■ WHAT THE EXERCISE ASKS ■
Below are some entries. Output each one exactly as it appears.

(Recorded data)

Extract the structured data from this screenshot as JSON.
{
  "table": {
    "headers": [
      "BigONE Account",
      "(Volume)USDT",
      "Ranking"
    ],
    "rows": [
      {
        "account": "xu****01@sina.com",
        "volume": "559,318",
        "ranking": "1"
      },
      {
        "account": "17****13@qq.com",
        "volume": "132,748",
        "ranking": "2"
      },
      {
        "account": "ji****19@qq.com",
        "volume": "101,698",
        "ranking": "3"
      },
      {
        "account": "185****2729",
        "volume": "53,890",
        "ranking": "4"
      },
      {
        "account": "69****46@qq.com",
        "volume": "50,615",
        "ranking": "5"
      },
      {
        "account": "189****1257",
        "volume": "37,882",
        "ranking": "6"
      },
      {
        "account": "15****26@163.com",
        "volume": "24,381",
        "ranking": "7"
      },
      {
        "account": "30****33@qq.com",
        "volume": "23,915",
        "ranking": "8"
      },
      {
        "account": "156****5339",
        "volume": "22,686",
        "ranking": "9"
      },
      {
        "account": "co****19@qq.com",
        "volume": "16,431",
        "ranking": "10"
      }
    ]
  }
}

■ THE OUTPUT ■
Extract the structured data from this screenshot as JSON.
{
  "table": {
    "headers": [
      "BigONE Account",
      "(Volume)USDT",
      "Ranking"
    ],
    "rows": [
      {
        "account": "xu****01@sina.com",
        "volume": "559,318",
        "ranking": "1"
      },
      {
        "account": "17****13@qq.com",
        "volume": "132,748",
        "ranking": "2"
      },
      {
        "account": "ji****19@qq.com",
        "volume": "101,698",
        "ranking": "3"
      },
      {
        "account": "185****2729",
        "volume": "53,890",
        "ranking": "4"
      },
      {
        "account": "69****46@qq.com",
        "volume": "50,615",
        "ranking": "5"
      },
      {
        "account": "189****1257",
        "volume": "37,882",
        "ranking": "6"
      },
      {
        "account": "15****26@163.com",
        "volume": "24,381",
        "ranking": "7"
      },
      {
        "account": "30****33@qq.com",
        "volume": "23,915",
        "ranking": "8"
      },
      {
        "account": "156****5339",
        "volume": "22,686",
        "ranking": "9"
      },
      {
        "account": "co****19@qq.com",
        "volume": "16,431",
        "ranking": "10"
      }
    ]
  }
}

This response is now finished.